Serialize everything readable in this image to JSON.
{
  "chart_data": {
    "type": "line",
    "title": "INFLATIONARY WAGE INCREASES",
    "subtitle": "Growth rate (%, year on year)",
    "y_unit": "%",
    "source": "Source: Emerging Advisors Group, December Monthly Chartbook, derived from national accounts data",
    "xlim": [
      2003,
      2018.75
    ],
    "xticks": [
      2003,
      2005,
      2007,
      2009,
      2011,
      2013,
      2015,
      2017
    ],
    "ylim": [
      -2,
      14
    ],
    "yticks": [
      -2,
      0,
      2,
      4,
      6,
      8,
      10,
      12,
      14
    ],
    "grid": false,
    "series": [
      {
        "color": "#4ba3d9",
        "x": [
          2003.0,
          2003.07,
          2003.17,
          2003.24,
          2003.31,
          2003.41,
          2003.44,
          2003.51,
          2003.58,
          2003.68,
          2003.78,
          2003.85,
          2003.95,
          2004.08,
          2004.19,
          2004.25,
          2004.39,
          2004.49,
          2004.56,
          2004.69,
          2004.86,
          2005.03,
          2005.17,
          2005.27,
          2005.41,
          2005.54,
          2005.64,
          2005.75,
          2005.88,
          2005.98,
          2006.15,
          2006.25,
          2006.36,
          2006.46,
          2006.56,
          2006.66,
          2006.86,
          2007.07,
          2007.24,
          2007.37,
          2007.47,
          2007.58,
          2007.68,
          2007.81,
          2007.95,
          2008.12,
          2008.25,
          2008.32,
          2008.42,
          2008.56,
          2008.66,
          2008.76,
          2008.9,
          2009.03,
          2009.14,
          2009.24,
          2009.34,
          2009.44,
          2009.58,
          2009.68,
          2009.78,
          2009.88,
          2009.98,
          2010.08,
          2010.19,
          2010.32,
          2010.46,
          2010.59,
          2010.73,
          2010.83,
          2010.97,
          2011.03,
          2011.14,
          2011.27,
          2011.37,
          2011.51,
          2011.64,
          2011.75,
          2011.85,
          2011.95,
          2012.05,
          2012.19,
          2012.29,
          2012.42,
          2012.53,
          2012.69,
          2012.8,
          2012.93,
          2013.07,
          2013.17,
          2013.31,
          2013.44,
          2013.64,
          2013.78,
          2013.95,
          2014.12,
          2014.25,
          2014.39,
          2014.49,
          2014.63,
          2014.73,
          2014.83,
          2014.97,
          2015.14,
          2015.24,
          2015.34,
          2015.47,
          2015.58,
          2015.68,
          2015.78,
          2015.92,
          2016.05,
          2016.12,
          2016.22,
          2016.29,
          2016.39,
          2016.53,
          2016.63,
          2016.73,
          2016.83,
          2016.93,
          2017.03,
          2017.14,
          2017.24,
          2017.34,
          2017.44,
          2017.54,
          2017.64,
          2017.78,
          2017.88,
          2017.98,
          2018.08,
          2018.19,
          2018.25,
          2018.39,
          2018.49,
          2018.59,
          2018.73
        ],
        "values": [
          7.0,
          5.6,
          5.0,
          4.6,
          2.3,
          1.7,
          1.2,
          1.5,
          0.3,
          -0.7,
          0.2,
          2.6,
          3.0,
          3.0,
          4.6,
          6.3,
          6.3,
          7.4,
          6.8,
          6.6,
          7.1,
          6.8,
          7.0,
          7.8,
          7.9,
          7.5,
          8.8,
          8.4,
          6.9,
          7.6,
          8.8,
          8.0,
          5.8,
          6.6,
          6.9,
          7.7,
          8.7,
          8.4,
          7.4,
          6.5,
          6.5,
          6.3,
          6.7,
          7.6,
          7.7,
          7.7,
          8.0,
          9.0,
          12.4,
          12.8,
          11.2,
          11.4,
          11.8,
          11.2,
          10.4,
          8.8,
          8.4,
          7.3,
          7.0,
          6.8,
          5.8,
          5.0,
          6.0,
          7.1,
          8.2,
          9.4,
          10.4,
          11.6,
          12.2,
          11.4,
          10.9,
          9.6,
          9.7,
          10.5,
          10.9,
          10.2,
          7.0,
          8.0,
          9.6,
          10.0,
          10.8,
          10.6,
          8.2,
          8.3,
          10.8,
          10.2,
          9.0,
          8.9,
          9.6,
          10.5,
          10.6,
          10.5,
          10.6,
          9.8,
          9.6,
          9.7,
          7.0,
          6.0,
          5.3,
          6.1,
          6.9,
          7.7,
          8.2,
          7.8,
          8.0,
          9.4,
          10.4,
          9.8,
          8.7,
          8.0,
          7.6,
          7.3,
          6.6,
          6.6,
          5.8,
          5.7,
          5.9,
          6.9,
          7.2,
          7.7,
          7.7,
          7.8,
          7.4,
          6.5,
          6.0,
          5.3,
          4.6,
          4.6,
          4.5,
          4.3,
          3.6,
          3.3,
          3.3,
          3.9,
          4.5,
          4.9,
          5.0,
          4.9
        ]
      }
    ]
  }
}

> [DO THIS] Retype all the material above precisely, with no line left out.

> [RESULT OF THE TASK]
Serialize everything readable in this image to JSON.
{
  "chart_data": {
    "type": "line",
    "title": "INFLATIONARY WAGE INCREASES",
    "subtitle": "Growth rate (%, year on year)",
    "y_unit": "%",
    "source": "Source: Emerging Advisors Group, December Monthly Chartbook, derived from national accounts data",
    "xlim": [
      2003,
      2018.75
    ],
    "xticks": [
      2003,
      2005,
      2007,
      2009,
      2011,
      2013,
      2015,
      2017
    ],
    "ylim": [
      -2,
      14
    ],
    "yticks": [
      -2,
      0,
      2,
      4,
      6,
      8,
      10,
      12,
      14
    ],
    "grid": false,
    "series": [
      {
        "color": "#4ba3d9",
        "x": [
          2003.0,
          2003.07,
          2003.17,
          2003.24,
          2003.31,
          2003.41,
          2003.44,
          2003.51,
          2003.58,
          2003.68,
          2003.78,
          2003.85,
          2003.95,
          2004.08,
          2004.19,
          2004.25,
          2004.39,
          2004.49,
          2004.56,
          2004.69,
          2004.86,
          2005.03,
          2005.17,
          2005.27,
          2005.41,
          2005.54,
          2005.64,
          2005.75,
          2005.88,
          2005.98,
          2006.15,
          2006.25,
          2006.36,
          2006.46,
          2006.56,
          2006.66,
          2006.86,
          2007.07,
          2007.24,
          2007.37,
          2007.47,
          2007.58,
          2007.68,
          2007.81,
          2007.95,
          2008.12,
          2008.25,
          2008.32,
          2008.42,
          2008.56,
          2008.66,
          2008.76,
          2008.9,
          2009.03,
          2009.14,
          2009.24,
          2009.34,
          2009.44,
          2009.58,
          2009.68,
          2009.78,
          2009.88,
          2009.98,
          2010.08,
          2010.19,
          2010.32,
          2010.46,
          2010.59,
          2010.73,
          2010.83,
          2010.97,
          2011.03,
          2011.14,
          2011.27,
          2011.37,
          2011.51,
          2011.64,
          2011.75,
          2011.85,
          2011.95,
          2012.05,
          2012.19,
          2012.29,
          2012.42,
          2012.53,
          2012.69,
          2012.8,
          2012.93,
          2013.07,
          2013.17,
          2013.31,
          2013.44,
          2013.64,
          2013.78,
          2013.95,
          2014.12,
          2014.25,
          2014.39,
          2014.49,
          2014.63,
          2014.73,
          2014.83,
          2014.97,
          2015.14,
          2015.24,
          2015.34,
          2015.47,
          2015.58,
          2015.68,
          2015.78,
          2015.92,
          2016.05,
          2016.12,
          2016.22,
          2016.29,
          2016.39,
          2016.53,
          2016.63,
          2016.73,
          2016.83,
          2016.93,
          2017.03,
          2017.14,
          2017.24,
          2017.34,
          2017.44,
          2017.54,
          2017.64,
          2017.78,
          2017.88,
          2017.98,
          2018.08,
          2018.19,
          2018.25,
          2018.39,
          2018.49,
          2018.59,
          2018.73
        ],
        "values": [
          7.0,
          5.6,
          5.0,
          4.6,
          2.3,
          1.7,
          1.2,
          1.5,
          0.3,
          -0.7,
          0.2,
          2.6,
          3.0,
          3.0,
          4.6,
          6.3,
          6.3,
          7.4,
          6.8,
          6.6,
          7.1,
          6.8,
          7.0,
          7.8,
          7.9,
          7.5,
          8.8,
          8.4,
          6.9,
          7.6,
          8.8,
          8.0,
          5.8,
          6.6,
          6.9,
          7.7,
          8.7,
          8.4,
          7.4,
          6.5,
          6.5,
          6.3,
          6.7,
          7.6,
          7.7,
          7.7,
          8.0,
          9.0,
          12.4,
          12.8,
          11.2,
          11.4,
          11.8,
          11.2,
          10.4,
          8.8,
          8.4,
          7.3,
          7.0,
          6.8,
          5.8,
          5.0,
          6.0,
          7.1,
          8.2,
          9.4,
          10.4,
          11.6,
          12.2,
          11.4,
          10.9,
          9.6,
          9.7,
          10.5,
          10.9,
          10.2,
          7.0,
          8.0,
          9.6,
          10.0,
          10.8,
          10.6,
          8.2,
          8.3,
          10.8,
          10.2,
          9.0,
          8.9,
          9.6,
          10.5,
          10.6,
          10.5,
          10.6,
          9.8,
          9.6,
          9.7,
          7.0,
          6.0,
          5.3,
          6.1,
          6.9,
          7.7,
          8.2,
          7.8,
          8.0,
          9.4,
          10.4,
          9.8,
          8.7,
          8.0,
          7.6,
          7.3,
          6.6,
          6.6,
          5.8,
          5.7,
          5.9,
          6.9,
          7.2,
          7.7,
          7.7,
          7.8,
          7.4,
          6.5,
          6.0,
          5.3,
          4.6,
          4.6,
          4.5,
          4.3,
          3.6,
          3.3,
          3.3,
          3.9,
          4.5,
          4.9,
          5.0,
          4.9
        ]
      }
    ]
  }
}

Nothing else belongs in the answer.